**Recorded data:**

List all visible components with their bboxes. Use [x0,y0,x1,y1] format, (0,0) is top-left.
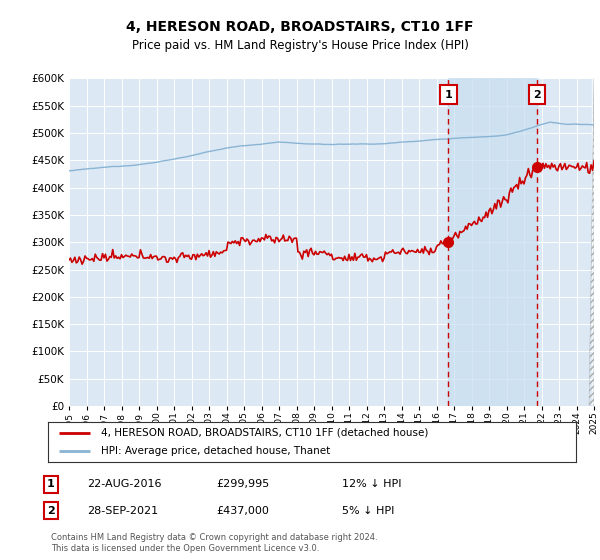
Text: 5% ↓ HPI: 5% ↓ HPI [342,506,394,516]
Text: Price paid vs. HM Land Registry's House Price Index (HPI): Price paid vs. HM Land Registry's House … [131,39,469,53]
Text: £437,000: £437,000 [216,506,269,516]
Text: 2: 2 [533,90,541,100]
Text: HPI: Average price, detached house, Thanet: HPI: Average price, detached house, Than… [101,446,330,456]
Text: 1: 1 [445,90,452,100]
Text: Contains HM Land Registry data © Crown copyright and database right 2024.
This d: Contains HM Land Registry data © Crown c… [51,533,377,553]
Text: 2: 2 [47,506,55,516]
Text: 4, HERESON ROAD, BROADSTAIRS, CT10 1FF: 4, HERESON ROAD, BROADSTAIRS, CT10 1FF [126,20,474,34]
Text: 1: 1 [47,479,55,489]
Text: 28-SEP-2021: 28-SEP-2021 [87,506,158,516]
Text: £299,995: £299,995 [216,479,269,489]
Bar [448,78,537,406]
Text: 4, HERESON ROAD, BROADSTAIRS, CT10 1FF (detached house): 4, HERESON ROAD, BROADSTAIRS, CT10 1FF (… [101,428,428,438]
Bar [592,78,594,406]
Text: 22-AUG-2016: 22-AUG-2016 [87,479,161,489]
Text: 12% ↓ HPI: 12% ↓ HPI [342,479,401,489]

...

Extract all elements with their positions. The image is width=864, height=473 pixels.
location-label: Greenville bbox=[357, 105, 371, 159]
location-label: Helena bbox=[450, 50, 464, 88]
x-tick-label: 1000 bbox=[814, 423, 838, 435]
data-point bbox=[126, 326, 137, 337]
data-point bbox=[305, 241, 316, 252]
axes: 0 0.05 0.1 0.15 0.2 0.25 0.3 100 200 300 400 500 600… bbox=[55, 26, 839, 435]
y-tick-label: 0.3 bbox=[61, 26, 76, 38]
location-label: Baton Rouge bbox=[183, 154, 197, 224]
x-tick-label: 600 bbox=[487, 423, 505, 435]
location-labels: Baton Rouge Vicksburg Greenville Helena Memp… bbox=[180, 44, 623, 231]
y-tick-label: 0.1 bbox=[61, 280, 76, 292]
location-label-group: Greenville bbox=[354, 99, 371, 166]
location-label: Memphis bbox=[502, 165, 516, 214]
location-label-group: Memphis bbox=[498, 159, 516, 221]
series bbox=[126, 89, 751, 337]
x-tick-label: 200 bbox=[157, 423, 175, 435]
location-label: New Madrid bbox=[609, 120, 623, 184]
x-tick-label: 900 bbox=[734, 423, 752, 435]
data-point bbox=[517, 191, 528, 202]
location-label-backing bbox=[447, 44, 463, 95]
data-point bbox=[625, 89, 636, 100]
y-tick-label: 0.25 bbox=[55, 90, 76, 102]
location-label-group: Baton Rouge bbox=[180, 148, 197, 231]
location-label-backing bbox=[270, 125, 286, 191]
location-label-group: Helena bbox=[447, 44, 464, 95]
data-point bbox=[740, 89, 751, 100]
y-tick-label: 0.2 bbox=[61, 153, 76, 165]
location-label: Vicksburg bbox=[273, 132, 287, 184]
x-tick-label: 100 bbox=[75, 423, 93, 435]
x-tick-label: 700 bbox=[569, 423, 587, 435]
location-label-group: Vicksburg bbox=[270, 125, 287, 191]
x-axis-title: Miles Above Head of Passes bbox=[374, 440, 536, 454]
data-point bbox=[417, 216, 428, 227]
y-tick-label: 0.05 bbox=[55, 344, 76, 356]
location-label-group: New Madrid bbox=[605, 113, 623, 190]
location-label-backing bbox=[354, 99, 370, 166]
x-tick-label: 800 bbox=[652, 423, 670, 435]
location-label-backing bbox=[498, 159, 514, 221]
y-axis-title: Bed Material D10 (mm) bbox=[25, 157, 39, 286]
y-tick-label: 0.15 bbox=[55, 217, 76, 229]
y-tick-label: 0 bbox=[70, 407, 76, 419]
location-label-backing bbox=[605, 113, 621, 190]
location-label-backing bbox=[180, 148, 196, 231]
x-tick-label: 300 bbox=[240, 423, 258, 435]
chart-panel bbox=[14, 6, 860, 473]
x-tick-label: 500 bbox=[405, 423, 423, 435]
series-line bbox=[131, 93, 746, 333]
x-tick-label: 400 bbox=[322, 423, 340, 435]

**Task prompt:**
Could you pull out the lines of the items above word for word, starting with the line that contains "Extract all elements" and going on through the line that contains "x-tick-label: 100 bbox=[75, 423, 93, 435]", both of those lines included?

**Expected answer:**
Extract all elements with their positions. The image is width=864, height=473 pixels.
location-label: Greenville bbox=[357, 105, 371, 159]
location-label: Helena bbox=[450, 50, 464, 88]
x-tick-label: 1000 bbox=[814, 423, 838, 435]
data-point bbox=[126, 326, 137, 337]
data-point bbox=[305, 241, 316, 252]
axes: 0 0.05 0.1 0.15 0.2 0.25 0.3 100 200 300 400 500 600… bbox=[55, 26, 839, 435]
y-tick-label: 0.3 bbox=[61, 26, 76, 38]
location-label: Baton Rouge bbox=[183, 154, 197, 224]
x-tick-label: 600 bbox=[487, 423, 505, 435]
location-labels: Baton Rouge Vicksburg Greenville Helena Memp… bbox=[180, 44, 623, 231]
y-tick-label: 0.1 bbox=[61, 280, 76, 292]
location-label-group: Greenville bbox=[354, 99, 371, 166]
location-label: Memphis bbox=[502, 165, 516, 214]
location-label-group: Memphis bbox=[498, 159, 516, 221]
series bbox=[126, 89, 751, 337]
x-tick-label: 200 bbox=[157, 423, 175, 435]
location-label: New Madrid bbox=[609, 120, 623, 184]
x-tick-label: 900 bbox=[734, 423, 752, 435]
data-point bbox=[517, 191, 528, 202]
location-label-backing bbox=[447, 44, 463, 95]
data-point bbox=[625, 89, 636, 100]
y-tick-label: 0.25 bbox=[55, 90, 76, 102]
location-label-group: Baton Rouge bbox=[180, 148, 197, 231]
location-label-backing bbox=[270, 125, 286, 191]
location-label-group: Helena bbox=[447, 44, 464, 95]
data-point bbox=[740, 89, 751, 100]
y-tick-label: 0.2 bbox=[61, 153, 76, 165]
location-label: Vicksburg bbox=[273, 132, 287, 184]
x-tick-label: 100 bbox=[75, 423, 93, 435]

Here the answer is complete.